**Rows**
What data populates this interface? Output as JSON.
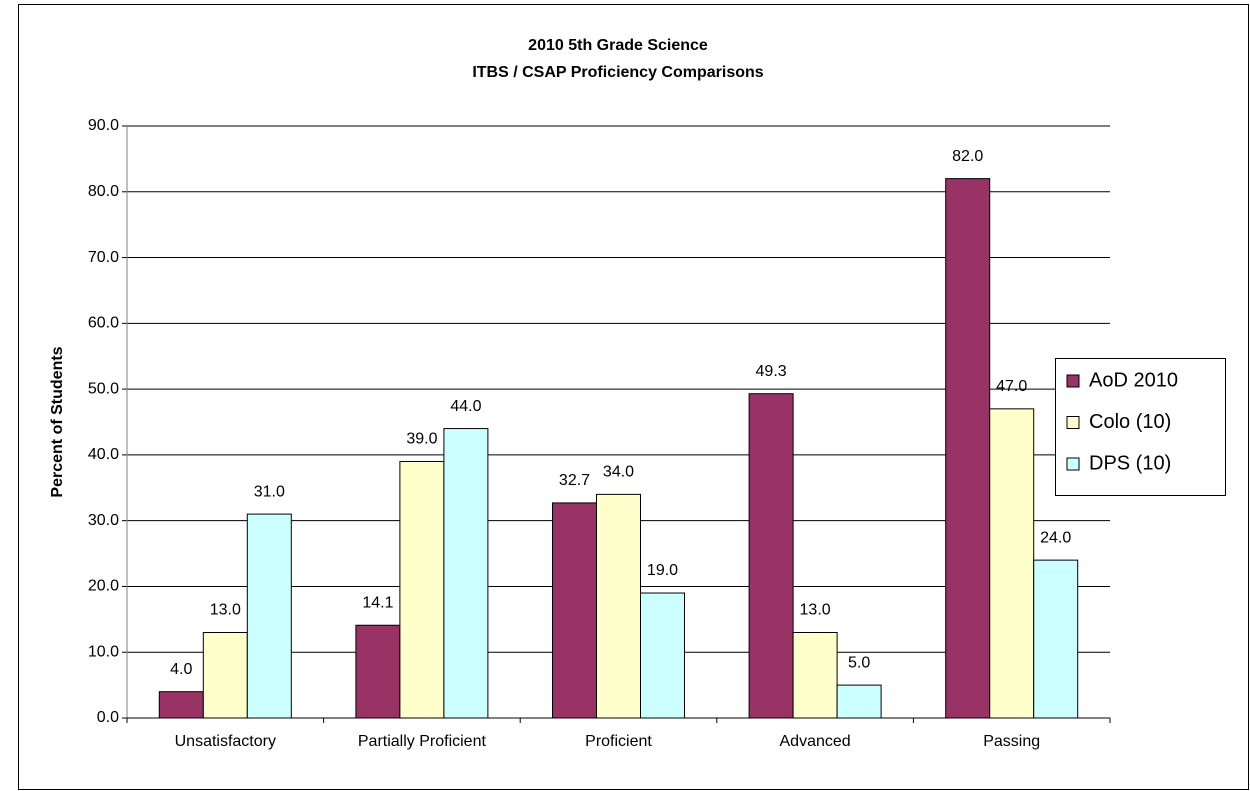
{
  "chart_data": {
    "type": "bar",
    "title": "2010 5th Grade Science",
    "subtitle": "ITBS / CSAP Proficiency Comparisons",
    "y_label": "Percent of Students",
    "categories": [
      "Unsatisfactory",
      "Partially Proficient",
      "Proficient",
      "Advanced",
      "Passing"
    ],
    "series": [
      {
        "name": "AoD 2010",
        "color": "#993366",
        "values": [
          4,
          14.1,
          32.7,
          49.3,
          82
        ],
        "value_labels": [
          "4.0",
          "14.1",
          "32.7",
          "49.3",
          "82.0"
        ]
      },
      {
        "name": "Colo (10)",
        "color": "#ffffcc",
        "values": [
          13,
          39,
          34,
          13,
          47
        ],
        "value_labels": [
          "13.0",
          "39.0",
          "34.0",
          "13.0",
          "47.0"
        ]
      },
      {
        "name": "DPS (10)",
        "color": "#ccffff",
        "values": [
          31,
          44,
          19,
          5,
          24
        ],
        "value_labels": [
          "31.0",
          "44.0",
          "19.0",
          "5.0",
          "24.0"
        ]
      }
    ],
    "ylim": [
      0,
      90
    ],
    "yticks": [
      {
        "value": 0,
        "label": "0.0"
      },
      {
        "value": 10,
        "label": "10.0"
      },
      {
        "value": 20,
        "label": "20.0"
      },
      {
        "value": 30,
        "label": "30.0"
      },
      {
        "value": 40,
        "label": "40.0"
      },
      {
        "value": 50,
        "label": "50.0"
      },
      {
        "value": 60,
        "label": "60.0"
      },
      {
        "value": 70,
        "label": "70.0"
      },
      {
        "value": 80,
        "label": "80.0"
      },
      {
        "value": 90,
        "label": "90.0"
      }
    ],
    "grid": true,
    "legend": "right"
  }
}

**Work to be completed**
Quote each entry above verbatim and drop the pictures.

**Exercise answer**
What data populates this interface? Output as JSON.
{
  "chart_data": {
    "type": "bar",
    "title": "2010 5th Grade Science",
    "subtitle": "ITBS / CSAP Proficiency Comparisons",
    "y_label": "Percent of Students",
    "categories": [
      "Unsatisfactory",
      "Partially Proficient",
      "Proficient",
      "Advanced",
      "Passing"
    ],
    "series": [
      {
        "name": "AoD 2010",
        "color": "#993366",
        "values": [
          4,
          14.1,
          32.7,
          49.3,
          82
        ],
        "value_labels": [
          "4.0",
          "14.1",
          "32.7",
          "49.3",
          "82.0"
        ]
      },
      {
        "name": "Colo (10)",
        "color": "#ffffcc",
        "values": [
          13,
          39,
          34,
          13,
          47
        ],
        "value_labels": [
          "13.0",
          "39.0",
          "34.0",
          "13.0",
          "47.0"
        ]
      },
      {
        "name": "DPS (10)",
        "color": "#ccffff",
        "values": [
          31,
          44,
          19,
          5,
          24
        ],
        "value_labels": [
          "31.0",
          "44.0",
          "19.0",
          "5.0",
          "24.0"
        ]
      }
    ],
    "ylim": [
      0,
      90
    ],
    "yticks": [
      {
        "value": 0,
        "label": "0.0"
      },
      {
        "value": 10,
        "label": "10.0"
      },
      {
        "value": 20,
        "label": "20.0"
      },
      {
        "value": 30,
        "label": "30.0"
      },
      {
        "value": 40,
        "label": "40.0"
      },
      {
        "value": 50,
        "label": "50.0"
      },
      {
        "value": 60,
        "label": "60.0"
      },
      {
        "value": 70,
        "label": "70.0"
      },
      {
        "value": 80,
        "label": "80.0"
      },
      {
        "value": 90,
        "label": "90.0"
      }
    ],
    "grid": true,
    "legend": "right"
  }
}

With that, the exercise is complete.